Only those lines running from the line that contains "Read out every word on this page." through the end of the material are to be written out, each exactly as shown.

** Begin Records provided **

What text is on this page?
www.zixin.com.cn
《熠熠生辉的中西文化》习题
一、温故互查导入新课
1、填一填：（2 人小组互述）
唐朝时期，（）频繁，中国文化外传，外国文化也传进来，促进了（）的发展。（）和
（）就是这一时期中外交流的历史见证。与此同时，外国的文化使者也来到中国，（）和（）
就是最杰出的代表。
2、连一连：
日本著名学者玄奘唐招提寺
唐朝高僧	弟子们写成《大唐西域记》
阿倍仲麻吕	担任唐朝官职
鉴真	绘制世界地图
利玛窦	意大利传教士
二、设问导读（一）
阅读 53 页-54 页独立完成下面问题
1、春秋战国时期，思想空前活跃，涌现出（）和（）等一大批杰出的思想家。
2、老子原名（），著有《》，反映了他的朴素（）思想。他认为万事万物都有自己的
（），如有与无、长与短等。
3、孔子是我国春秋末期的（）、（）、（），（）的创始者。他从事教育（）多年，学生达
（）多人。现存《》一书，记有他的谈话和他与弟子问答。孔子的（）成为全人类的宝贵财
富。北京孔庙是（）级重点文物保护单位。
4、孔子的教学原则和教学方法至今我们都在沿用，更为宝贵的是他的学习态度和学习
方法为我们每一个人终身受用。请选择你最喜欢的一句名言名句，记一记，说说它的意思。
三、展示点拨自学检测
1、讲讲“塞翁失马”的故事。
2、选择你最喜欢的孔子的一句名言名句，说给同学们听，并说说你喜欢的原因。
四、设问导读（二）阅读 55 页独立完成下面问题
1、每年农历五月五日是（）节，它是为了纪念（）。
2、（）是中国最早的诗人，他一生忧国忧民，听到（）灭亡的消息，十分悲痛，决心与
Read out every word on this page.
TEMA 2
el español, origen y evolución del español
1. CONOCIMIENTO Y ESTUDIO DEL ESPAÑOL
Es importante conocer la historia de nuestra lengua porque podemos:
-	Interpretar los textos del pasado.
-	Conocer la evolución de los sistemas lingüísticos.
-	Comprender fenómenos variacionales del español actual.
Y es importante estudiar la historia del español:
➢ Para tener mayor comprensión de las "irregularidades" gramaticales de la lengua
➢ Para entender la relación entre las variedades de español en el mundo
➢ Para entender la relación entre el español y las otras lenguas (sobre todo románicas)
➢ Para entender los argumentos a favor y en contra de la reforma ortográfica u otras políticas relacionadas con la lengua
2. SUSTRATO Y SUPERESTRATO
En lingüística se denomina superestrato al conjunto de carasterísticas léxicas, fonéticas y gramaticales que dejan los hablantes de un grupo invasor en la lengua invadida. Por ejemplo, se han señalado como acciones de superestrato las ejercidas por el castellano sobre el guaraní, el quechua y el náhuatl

** End Records provided **

= Output for this exercise =
Read out every word on this page.
TEMA 2
el español, origen y evolución del español
1. CONOCIMIENTO Y ESTUDIO DEL ESPAÑOL
Es importante conocer la historia de nuestra lengua porque podemos:
-	Interpretar los textos del pasado.
-	Conocer la evolución de los sistemas lingüísticos.
-	Comprender fenómenos variacionales del español actual.
Y es importante estudiar la historia del español:
➢ Para tener mayor comprensión de las "irregularidades" gramaticales de la lengua
➢ Para entender la relación entre las variedades de español en el mundo
➢ Para entender la relación entre el español y las otras lenguas (sobre todo románicas)
➢ Para entender los argumentos a favor y en contra de la reforma ortográfica u otras políticas relacionadas con la lengua
2. SUSTRATO Y SUPERESTRATO
En lingüística se denomina superestrato al conjunto de carasterísticas léxicas, fonéticas y gramaticales que dejan los hablantes de un grupo invasor en la lengua invadida. Por ejemplo, se han señalado como acciones de superestrato las ejercidas por el castellano sobre el guaraní, el quechua y el náhuatl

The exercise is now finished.